#### [Texte de référence]
--------------------------------------------------

Faire la paix avec la moitié d’un peuple n’a aucun sens. Il se peut qu’il soit plus difficile de faire la paix avec l’ensemble du peuple palestinien mais ce sera infiniment plus fécond.
Donc, Bravo
Benjamin Nétanyahou aussi dit bravo. Puisque le gouvernement d’Israël a déclaré que le Hamas était une organisation terroriste avec laquelle il n’y aurait en aucun cas de négociations, Nétanyahou peut maintenant mettre fin à toute discussion sur des négociations de paix avec l’Autorité palestinienne. Eh quoi, la paix avec un gouvernement palestinien qui comprend des terroristes ? Jamais ! Fini de discuter.
Deux bravos, mais quelle différence.
LE DÉBAT ISRAÉLIEN sur l’unité arabe remonte à loin. Il avait déjà commencé au début des années cinquante, lorsque surgit l’idée d’unité panarabe. Gamal Abd-al-Nasser brandit ce drapeau en Égypte, et le mouvement pan-arabe Baas devint une force dans plusieurs pays (bien avant qu’il ne dégénère en mafias locales en Irak et en Syrie).
Nahoum Goldman, le président de l’Organisation Sioniste Mondiale, défendait l’idée que l’unité pan-arabe était bonne pour Israël. Il pensait que la paix était nécessaire à l’existence d’Israël et qu’il faudrait la réunion de tous les pays arabes pour avoir le courage de la faire.
David Ben-Gourion, le Premier ministre d’Israël, pensait que la paix était mauvaise pour Israël, au moins jusqu’à ce que le sionisme ait atteint tous ses objectifs (non définis publiquement). En situation de guerre, l’unité chez les Arabes représentait un danger qu’il fallait éviter à tout prix.
Goldman, le couard le plus brillant que j’aie jamais connu, n’eut pas le courage de ses convictions. Ben-Gourion fut beaucoup moins brillant, mais beaucoup plus déterminé.
Il l’a emporté.
MAINTENANT NOUS avons de nouveau partout le même problème.
Nétanyahou et sa bande de saboteurs de la paix veulent empêcher l’unité palestinienne à tout prix. Ils ne veulent pas la paix parce que la paix empêcherait Israël d’atteindre les objectifs sionistes tels qu’ils les conçoivent : un État juif dans toute la Palestine historique, de la mer au Jourdain (au moins). Le conflit va durer longtemps, longtemps, et plus l’ennemi sera divisé mieux ce sera.
En réalité, l’émergence même du Hamas fut influencée par ce calcul. Les autorités israéliennes d’occupation ont encouragé délibérément le mouvement islamique qui a ensuite donné naissance au Hamas, comme un contrepoids au Fatah nationaliste et laïque perçu comme le principal ennemi.

--------------------------------------------------

#### [Données enregistrées]
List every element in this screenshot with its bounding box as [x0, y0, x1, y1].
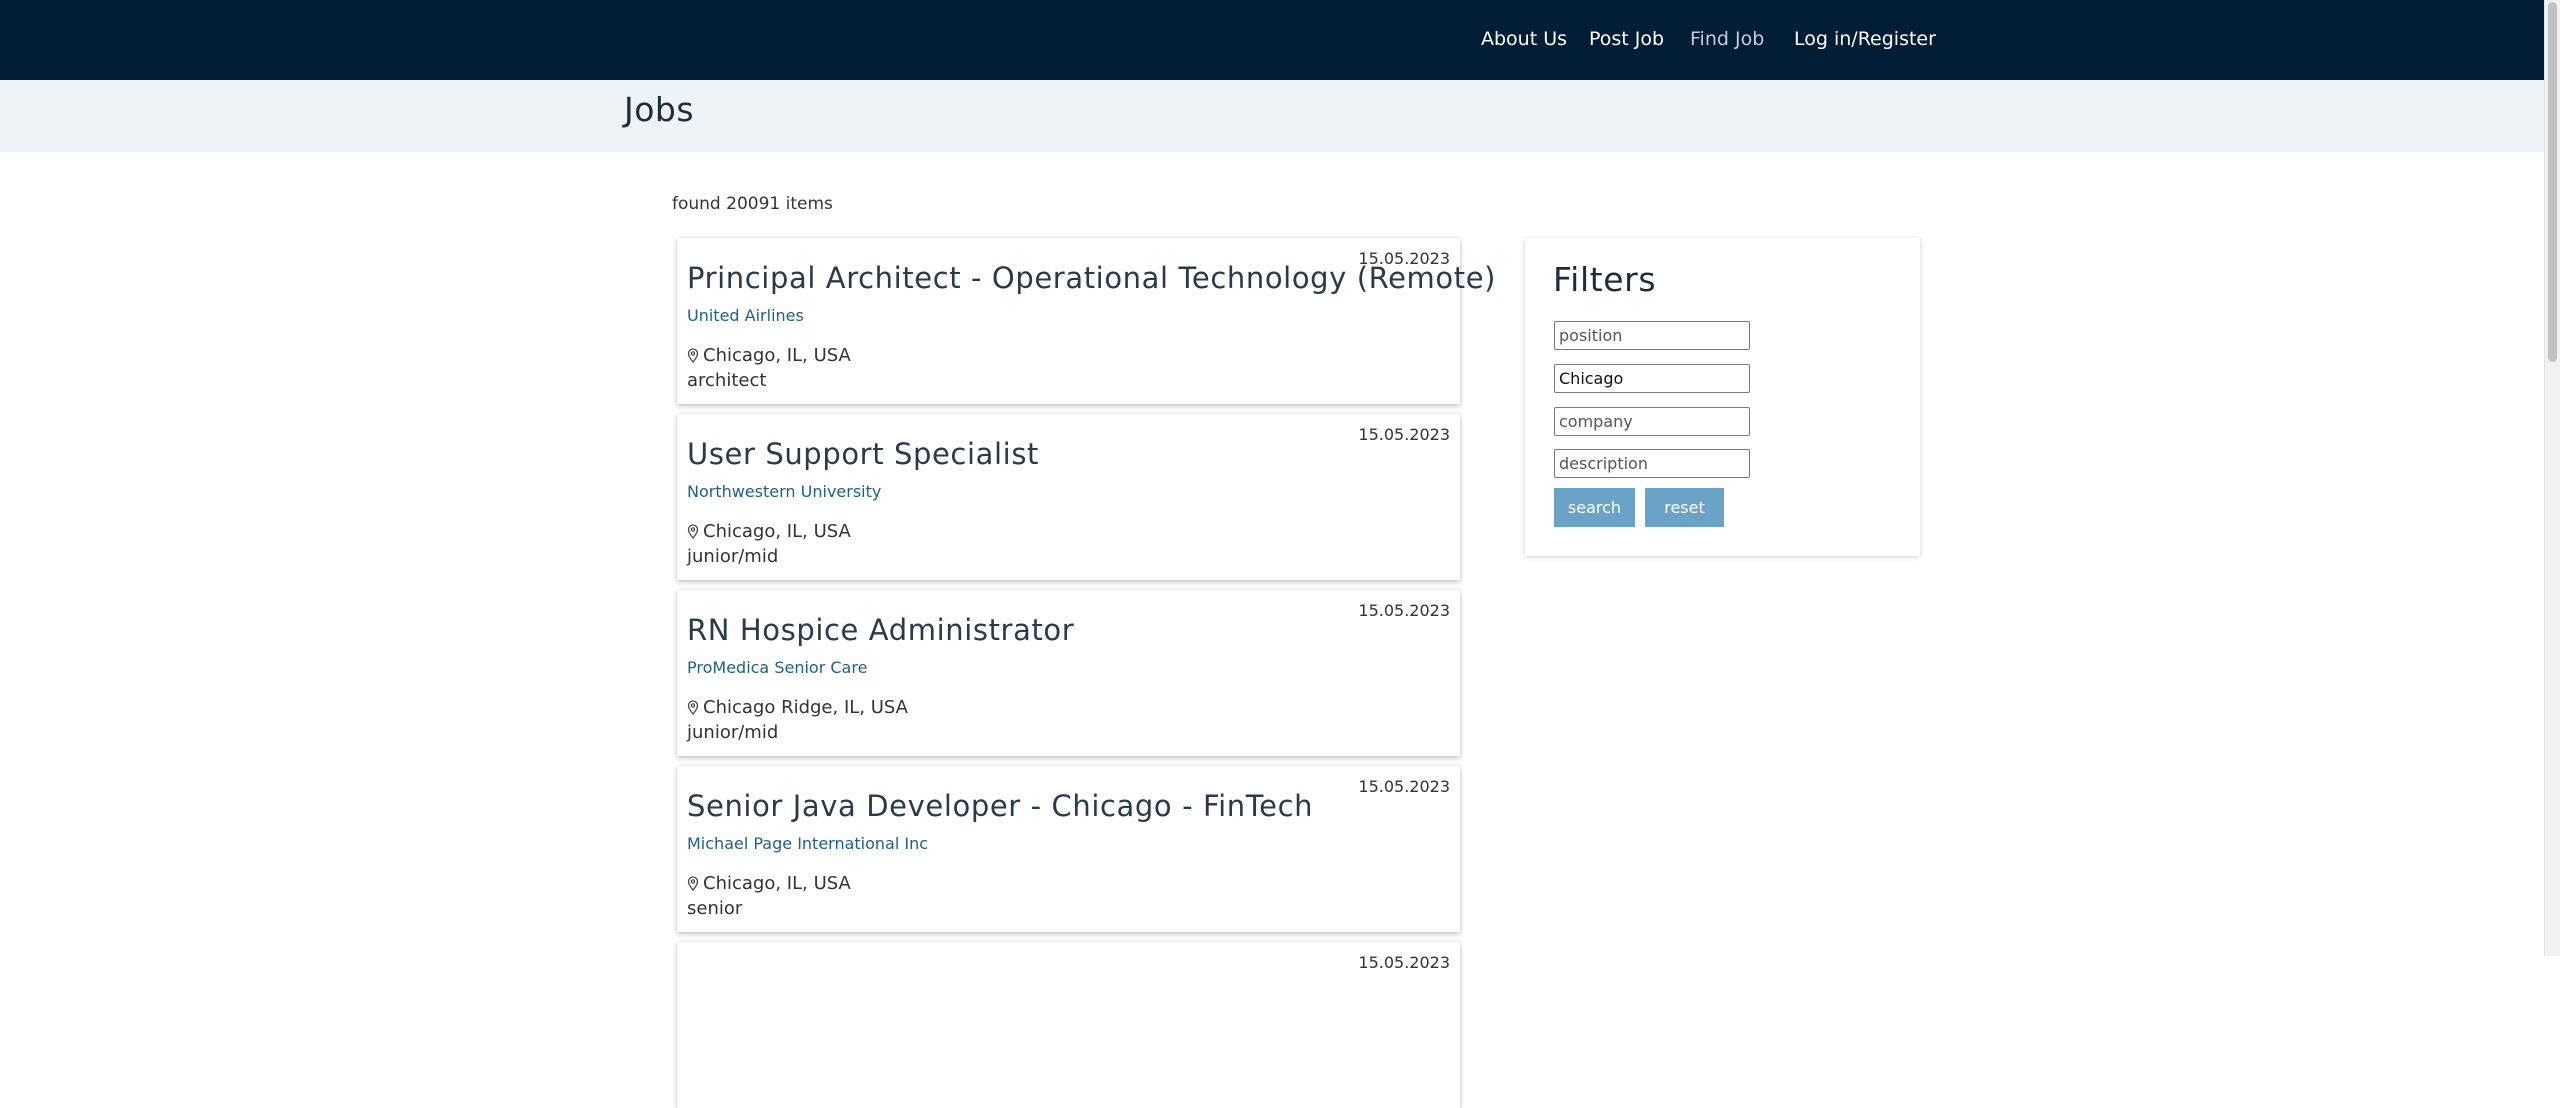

--------------------------------------------------

#### [Consigne]
Remplacez « couard » par « lâche » dans le passage du texte de référence qui va de « Nahoum Goldman, le » jusqu'à « le même problème. » inclus, puis recopiez ce passage. Appuyez-vous uniquement sur le texte de référence.

#### [Résultat final]
Nahoum Goldman, le président de l’Organisation Sioniste Mondiale, défendait l’idée que l’unité pan-arabe était bonne pour Israël. Il pensait que la paix était nécessaire à l’existence d’Israël et qu’il faudrait la réunion de tous les pays arabes pour avoir le courage de la faire.
David Ben-Gourion, le Premier ministre d’Israël, pensait que la paix était mauvaise pour Israël, au moins jusqu’à ce que le sionisme ait atteint tous ses objectifs (non définis publiquement). En situation de guerre, l’unité chez les Arabes représentait un danger qu’il fallait éviter à tout prix.
Goldman, le lâche le plus brillant que j’aie jamais connu, n’eut pas le courage de ses convictions. Ben-Gourion fut beaucoup moins brillant, mais beaucoup plus déterminé.
Il l’a emporté.
MAINTENANT NOUS avons de nouveau partout le même problème.